>> start

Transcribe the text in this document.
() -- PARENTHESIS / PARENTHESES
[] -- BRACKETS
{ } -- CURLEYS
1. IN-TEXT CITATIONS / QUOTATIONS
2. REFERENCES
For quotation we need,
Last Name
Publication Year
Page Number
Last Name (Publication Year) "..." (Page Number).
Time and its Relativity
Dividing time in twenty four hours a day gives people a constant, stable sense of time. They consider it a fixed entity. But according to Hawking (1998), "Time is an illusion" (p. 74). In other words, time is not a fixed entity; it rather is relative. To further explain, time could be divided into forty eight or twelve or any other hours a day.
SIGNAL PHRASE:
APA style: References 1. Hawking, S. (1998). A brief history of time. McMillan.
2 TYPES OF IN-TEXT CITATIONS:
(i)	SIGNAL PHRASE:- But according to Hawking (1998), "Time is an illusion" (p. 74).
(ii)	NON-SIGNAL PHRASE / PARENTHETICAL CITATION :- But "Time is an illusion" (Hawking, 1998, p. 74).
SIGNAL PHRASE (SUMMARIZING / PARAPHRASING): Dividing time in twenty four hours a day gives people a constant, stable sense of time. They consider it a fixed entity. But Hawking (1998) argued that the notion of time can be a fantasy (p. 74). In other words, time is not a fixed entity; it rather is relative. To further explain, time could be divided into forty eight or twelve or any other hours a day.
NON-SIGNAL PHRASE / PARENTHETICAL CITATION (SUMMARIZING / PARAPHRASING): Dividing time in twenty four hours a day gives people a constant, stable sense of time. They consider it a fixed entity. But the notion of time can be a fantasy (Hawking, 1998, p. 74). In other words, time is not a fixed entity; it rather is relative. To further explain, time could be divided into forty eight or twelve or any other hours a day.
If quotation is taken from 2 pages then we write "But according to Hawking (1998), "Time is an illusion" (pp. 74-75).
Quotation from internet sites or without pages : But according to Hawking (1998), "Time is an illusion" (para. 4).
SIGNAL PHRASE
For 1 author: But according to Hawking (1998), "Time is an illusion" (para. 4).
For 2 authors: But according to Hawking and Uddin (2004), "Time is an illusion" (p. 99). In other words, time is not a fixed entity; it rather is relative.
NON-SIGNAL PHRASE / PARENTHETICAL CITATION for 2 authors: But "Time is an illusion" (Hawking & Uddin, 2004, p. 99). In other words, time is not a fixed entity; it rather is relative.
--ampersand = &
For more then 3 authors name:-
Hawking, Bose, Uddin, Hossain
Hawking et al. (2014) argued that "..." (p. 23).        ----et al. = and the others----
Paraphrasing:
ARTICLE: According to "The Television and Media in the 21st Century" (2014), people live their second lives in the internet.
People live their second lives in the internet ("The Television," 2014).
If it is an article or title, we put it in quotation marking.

>> end

*TO DO*
Copy out each line in the listing that has the word "sense".

*SOLVED EXERCISE*
Dividing time in twenty four hours a day gives people a constant, stable sense of time. They consider it a fixed entity. But according to Hawking (1998), "Time is an illusion" (p. 74). In other words, time is not a fixed entity; it rather is relative. To further explain, time could be divided into forty eight or twelve or any other hours a day.
SIGNAL PHRASE (SUMMARIZING / PARAPHRASING): Dividing time in twenty four hours a day gives people a constant, stable sense of time. They consider it a fixed entity. But Hawking (1998) argued that the notion of time can be a fantasy (p. 74). In other words, time is not a fixed entity; it rather is relative. To further explain, time could be divided into forty eight or twelve or any other hours a day.
NON-SIGNAL PHRASE / PARENTHETICAL CITATION (SUMMARIZING / PARAPHRASING): Dividing time in twenty four hours a day gives people a constant, stable sense of time. They consider it a fixed entity. But the notion of time can be a fantasy (Hawking, 1998, p. 74). In other words, time is not a fixed entity; it rather is relative. To further explain, time could be divided into forty eight or twelve or any other hours a day.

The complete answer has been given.